### DO THIS
Copy out the records in full, word for word, without pictures.

(Stored items)
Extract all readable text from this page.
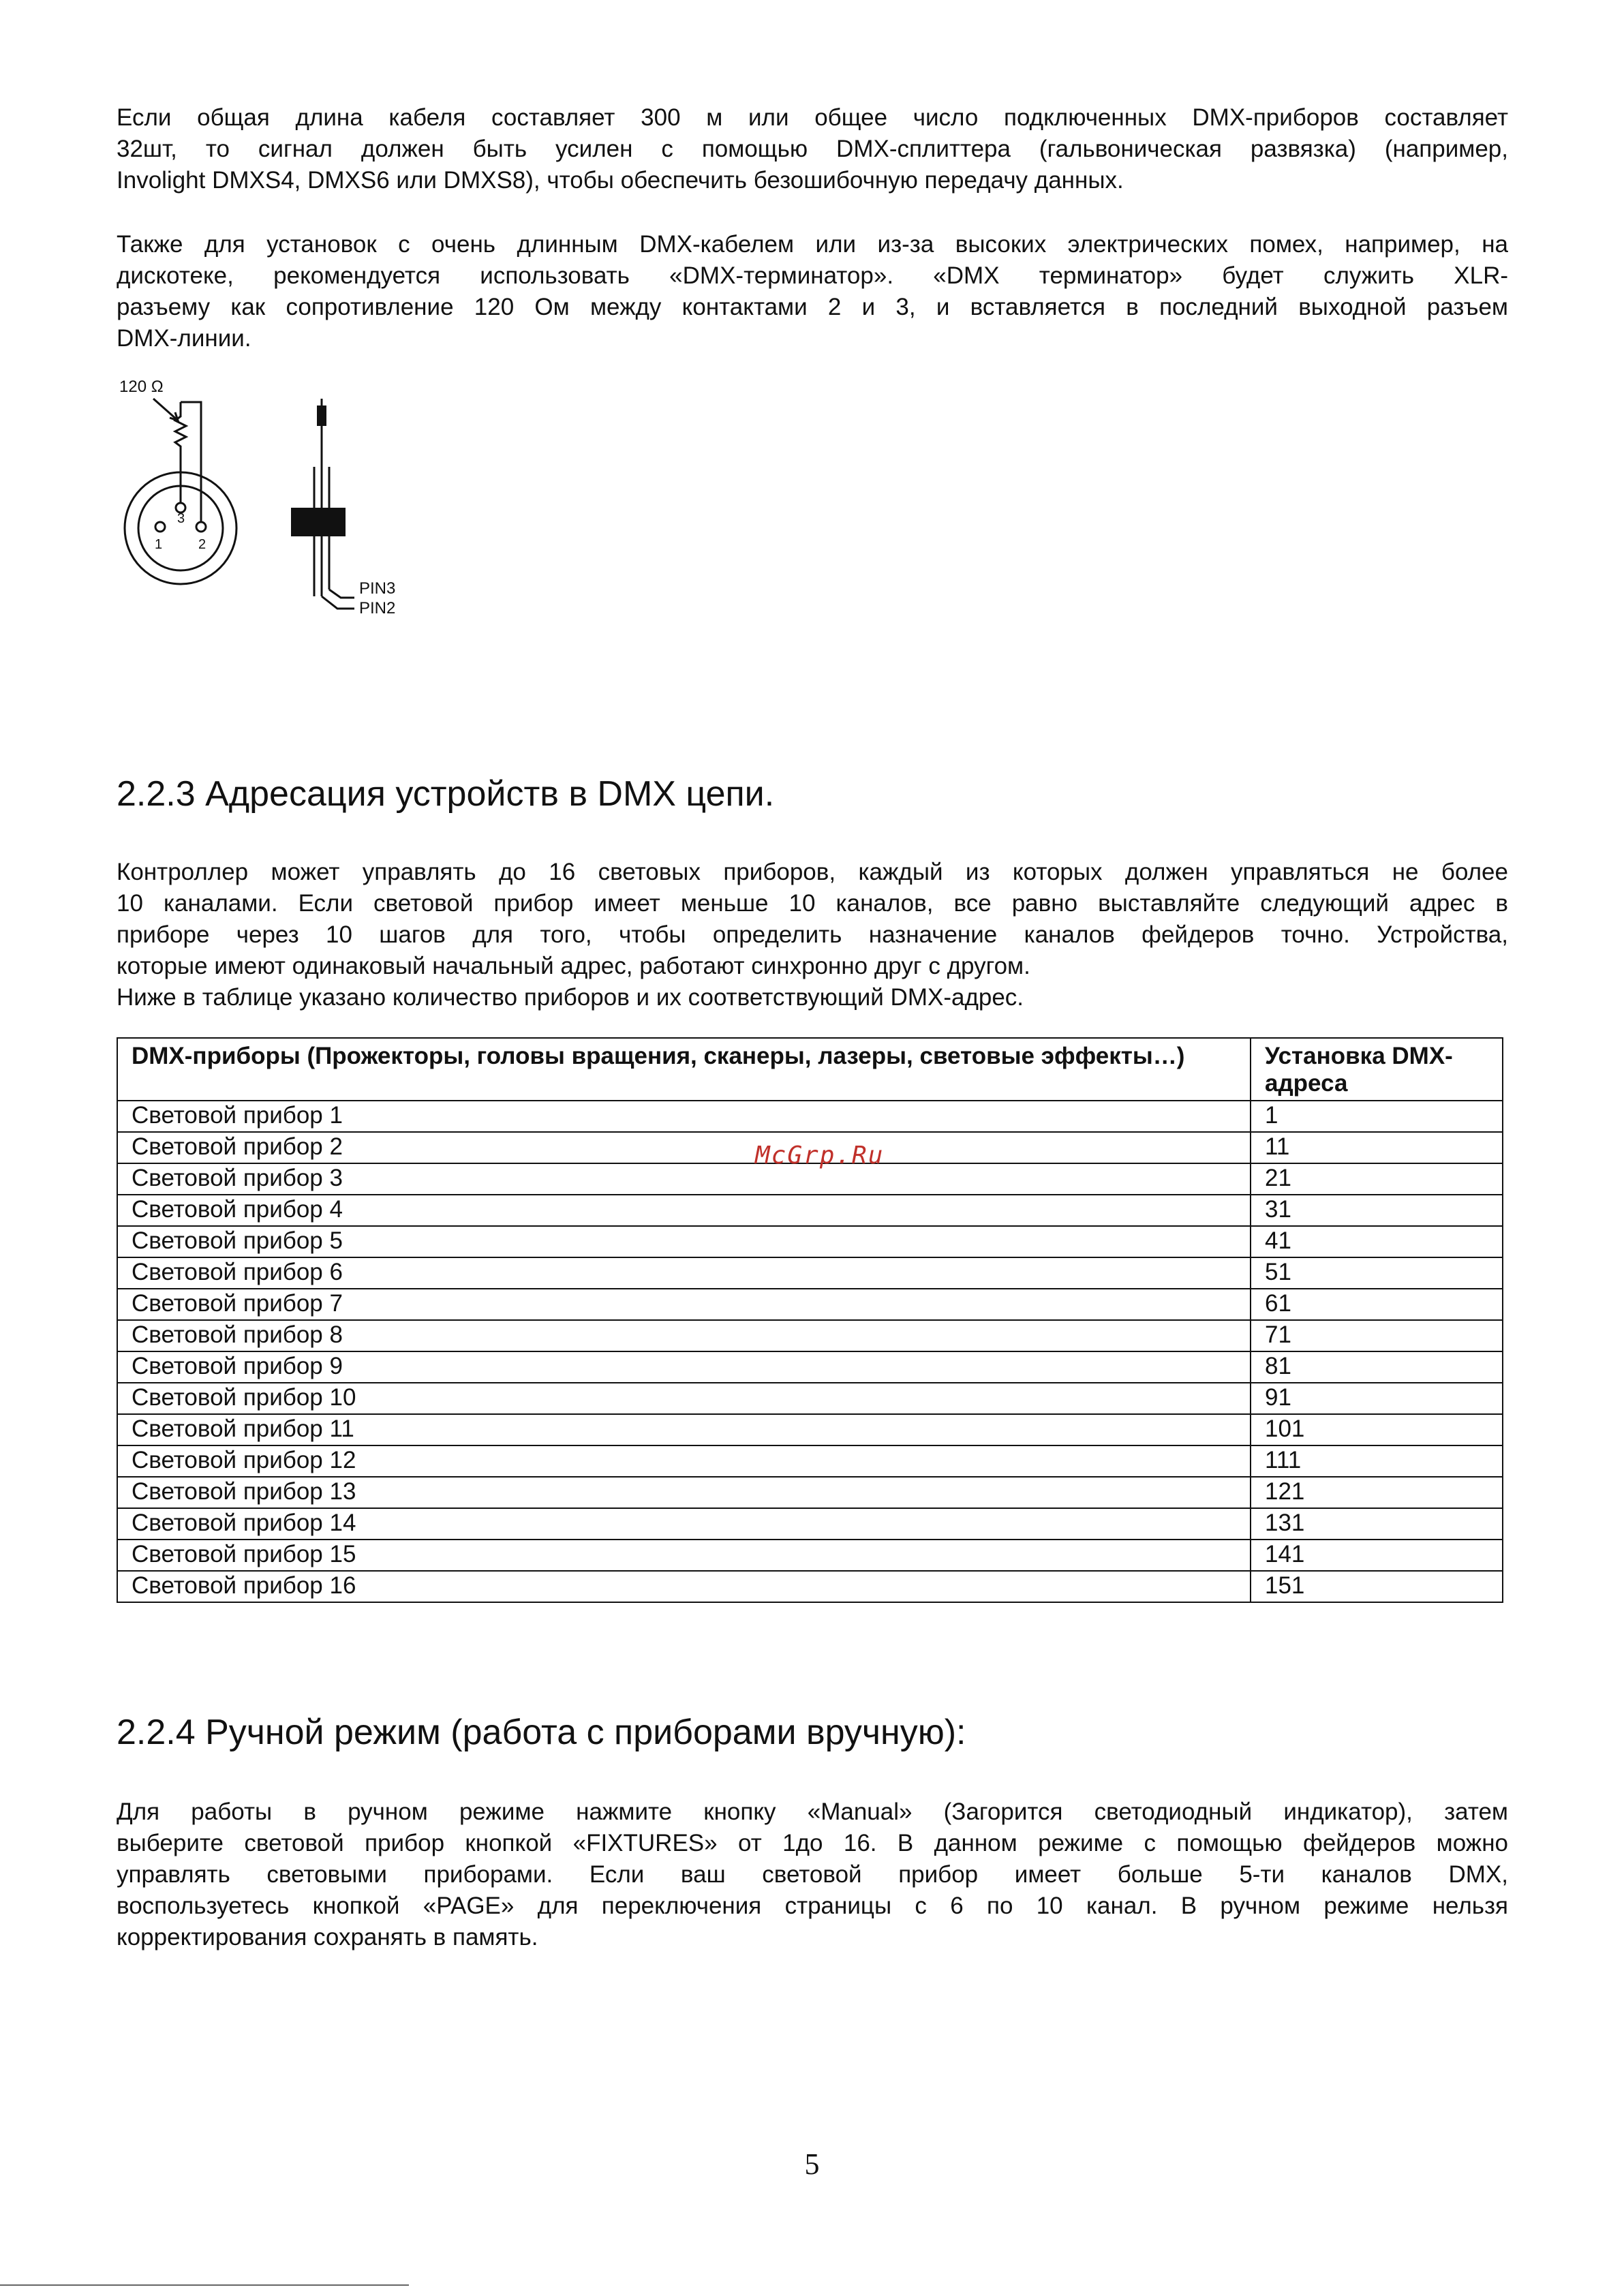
Если общая длина кабеля составляет 300 м или общее число подключенных DMX-приборов составляет
32шт, то сигнал должен быть усилен с помощью DMX-сплиттера (гальвоническая развязка) (например,
Involight DMXS4, DMXS6 или DMXS8), чтобы обеспечить безошибочную передачу данных.
Также для установок с очень длинным DMX-кабелем или из-за высоких электрических помех, например, на
дискотеке, рекомендуется использовать «DMX-терминатор». «DMX терминатор» будет служить XLR-
разъему как сопротивление 120 Ом между контактами 2 и 3, и вставляется в последний выходной разъем
DMX-линии.
120 Ω
3
1	2
PIN3
PIN2
2.2.3 Адресация устройств в DMX цепи.
Контроллер может управлять до 16 световых приборов, каждый из которых должен управляться не более
10 каналами. Если световой прибор имеет меньше 10 каналов, все равно выставляйте следующий адрес в
приборе через 10 шагов для того, чтобы определить назначение каналов фейдеров точно. Устройства,
которые имеют одинаковый начальный адрес, работают синхронно друг с другом.
Ниже в таблице указано количество приборов и их соответствующий DMX-адрес.
DMX-приборы (Прожекторы, головы вращения, сканеры, лазеры, световые эффекты…)	Установка DMX-адреса
Световой прибор 1	1
Световой прибор 2	11
Световой прибор 3	21
Световой прибор 4	31
Световой прибор 5	41
Световой прибор 6	51
Световой прибор 7	61
Световой прибор 8	71
Световой прибор 9	81
Световой прибор 10	91
Световой прибор 11	101
Световой прибор 12	111
Световой прибор 13	121
Световой прибор 14	131
Световой прибор 15	141
Световой прибор 16	151
McGrp.Ru
2.2.4 Ручной режим (работа с приборами вручную):
Для работы в ручном режиме нажмите кнопку «Manual» (Загорится светодиодный индикатор), затем
выберите световой прибор кнопкой «FIXTURES» от 1до 16. В данном режиме с помощью фейдеров можно
управлять световыми приборами. Если ваш световой прибор имеет больше 5-ти каналов DMX,
воспользуетесь кнопкой «PAGE» для переключения страницы с 6 по 10 канал. В ручном режиме нельзя
корректирования сохранять в память.
5
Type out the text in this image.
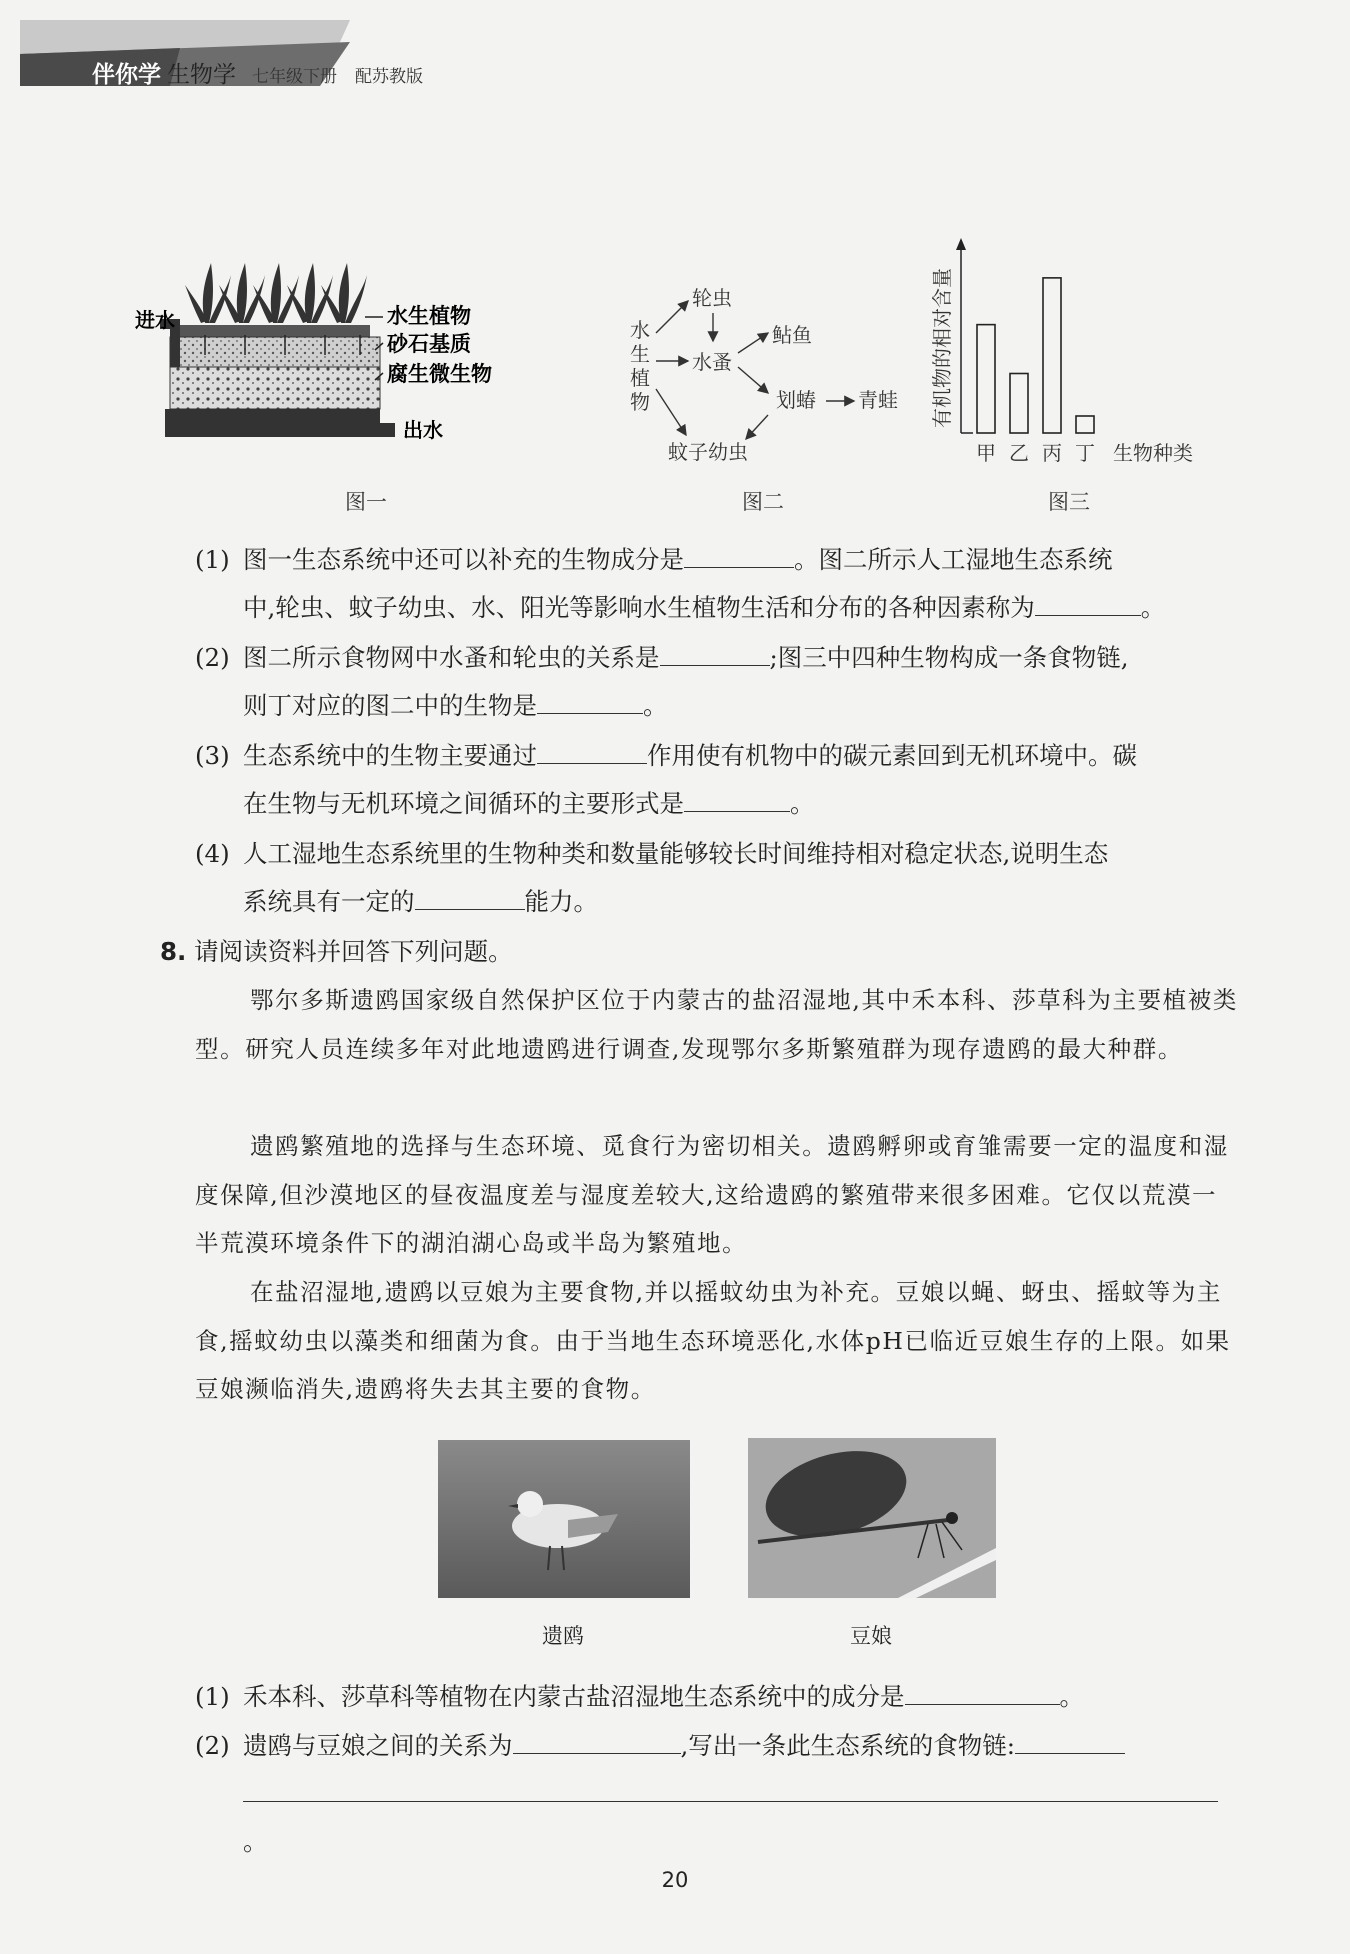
伴你学 生物学 七年级下册 配苏教版
进水
出水
水生植物
砂石基质
腐生微生物
图一
水
生
植
物
轮虫
水蚤
鲇鱼
划蝽 青蛙
蚊子幼虫
图二
有机物的相对含量
甲 乙 丙 丁 生物种类
图三
(1) 图一生态系统中还可以补充的生物成分是	。图二所示人工湿地生态系统
中,轮虫、蚊子幼虫、水、阳光等影响水生植物生活和分布的各种因素称为	。
(2) 图二所示食物网中水蚤和轮虫的关系是	;图三中四种生物构成一条食物链,
则丁对应的图二中的生物是	。
(3) 生态系统中的生物主要通过	作用使有机物中的碳元素回到无机环境中。碳
在生物与无机环境之间循环的主要形式是	。
(4) 人工湿地生态系统里的生物种类和数量能够较长时间维持相对稳定状态,说明生态
系统具有一定的	能力。
8. 请阅读资料并回答下列问题。
鄂尔多斯遗鸥国家级自然保护区位于内蒙古的盐沼湿地,其中禾本科、莎草科为主要植被类型。研究人员连续多年对此地遗鸥进行调查,发现鄂尔多斯繁殖群为现存遗鸥的最大种群。
遗鸥繁殖地的选择与生态环境、觅食行为密切相关。遗鸥孵卵或育雏需要一定的温度和湿度保障,但沙漠地区的昼夜温度差与湿度差较大,这给遗鸥的繁殖带来很多困难。它仅以荒漠一半荒漠环境条件下的湖泊湖心岛或半岛为繁殖地。
在盐沼湿地,遗鸥以豆娘为主要食物,并以摇蚊幼虫为补充。豆娘以蝇、蚜虫、摇蚊等为主食,摇蚊幼虫以藻类和细菌为食。由于当地生态环境恶化,水体pH已临近豆娘生存的上限。如果豆娘濒临消失,遗鸥将失去其主要的食物。
遗鸥	豆娘
(1) 禾本科、莎草科等植物在内蒙古盐沼湿地生态系统中的成分是	。
(2) 遗鸥与豆娘之间的关系为	,写出一条此生态系统的食物链:
。
20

### WORKED SOLUTION
Extract all readable text from this page.
Если общая длина кабеля составляет 300 м или общее число подключенных DMX-приборов составляет
32шт, то сигнал должен быть усилен с помощью DMX-сплиттера (гальвоническая развязка) (например,
Involight DMXS4, DMXS6 или DMXS8), чтобы обеспечить безошибочную передачу данных.
Также для установок с очень длинным DMX-кабелем или из-за высоких электрических помех, например, на
дискотеке, рекомендуется использовать «DMX-терминатор». «DMX терминатор» будет служить XLR-
разъему как сопротивление 120 Ом между контактами 2 и 3, и вставляется в последний выходной разъем
DMX-линии.
120 Ω
3
1	2
PIN3
PIN2
2.2.3 Адресация устройств в DMX цепи.
Контроллер может управлять до 16 световых приборов, каждый из которых должен управляться не более
10 каналами. Если световой прибор имеет меньше 10 каналов, все равно выставляйте следующий адрес в
приборе через 10 шагов для того, чтобы определить назначение каналов фейдеров точно. Устройства,
которые имеют одинаковый начальный адрес, работают синхронно друг с другом.
Ниже в таблице указано количество приборов и их соответствующий DMX-адрес.
DMX-приборы (Прожекторы, головы вращения, сканеры, лазеры, световые эффекты…)	Установка DMX-адреса
Световой прибор 1	1
Световой прибор 2	11
Световой прибор 3	21
Световой прибор 4	31
Световой прибор 5	41
Световой прибор 6	51
Световой прибор 7	61
Световой прибор 8	71
Световой прибор 9	81
Световой прибор 10	91
Световой прибор 11	101
Световой прибор 12	111
Световой прибор 13	121
Световой прибор 14	131
Световой прибор 15	141
Световой прибор 16	151
McGrp.Ru
2.2.4 Ручной режим (работа с приборами вручную):
Для работы в ручном режиме нажмите кнопку «Manual» (Загорится светодиодный индикатор), затем
выберите световой прибор кнопкой «FIXTURES» от 1до 16. В данном режиме с помощью фейдеров можно
управлять световыми приборами. Если ваш световой прибор имеет больше 5-ти каналов DMX,
воспользуетесь кнопкой «PAGE» для переключения страницы с 6 по 10 канал. В ручном режиме нельзя
корректирования сохранять в память.
5
Type out the text in this image.
伴你学 生物学 七年级下册 配苏教版
进水
出水
水生植物
砂石基质
腐生微生物
图一
水
生
植
物
轮虫
水蚤
鲇鱼
划蝽 青蛙
蚊子幼虫
图二
有机物的相对含量
甲 乙 丙 丁 生物种类
图三
(1) 图一生态系统中还可以补充的生物成分是	。图二所示人工湿地生态系统
中,轮虫、蚊子幼虫、水、阳光等影响水生植物生活和分布的各种因素称为	。
(2) 图二所示食物网中水蚤和轮虫的关系是	;图三中四种生物构成一条食物链,
则丁对应的图二中的生物是	。
(3) 生态系统中的生物主要通过	作用使有机物中的碳元素回到无机环境中。碳
在生物与无机环境之间循环的主要形式是	。
(4) 人工湿地生态系统里的生物种类和数量能够较长时间维持相对稳定状态,说明生态
系统具有一定的	能力。
8. 请阅读资料并回答下列问题。
鄂尔多斯遗鸥国家级自然保护区位于内蒙古的盐沼湿地,其中禾本科、莎草科为主要植被类型。研究人员连续多年对此地遗鸥进行调查,发现鄂尔多斯繁殖群为现存遗鸥的最大种群。
遗鸥繁殖地的选择与生态环境、觅食行为密切相关。遗鸥孵卵或育雏需要一定的温度和湿度保障,但沙漠地区的昼夜温度差与湿度差较大,这给遗鸥的繁殖带来很多困难。它仅以荒漠一半荒漠环境条件下的湖泊湖心岛或半岛为繁殖地。
在盐沼湿地,遗鸥以豆娘为主要食物,并以摇蚊幼虫为补充。豆娘以蝇、蚜虫、摇蚊等为主食,摇蚊幼虫以藻类和细菌为食。由于当地生态环境恶化,水体pH已临近豆娘生存的上限。如果豆娘濒临消失,遗鸥将失去其主要的食物。
遗鸥	豆娘
(1) 禾本科、莎草科等植物在内蒙古盐沼湿地生态系统中的成分是	。
(2) 遗鸥与豆娘之间的关系为	,写出一条此生态系统的食物链:
。
20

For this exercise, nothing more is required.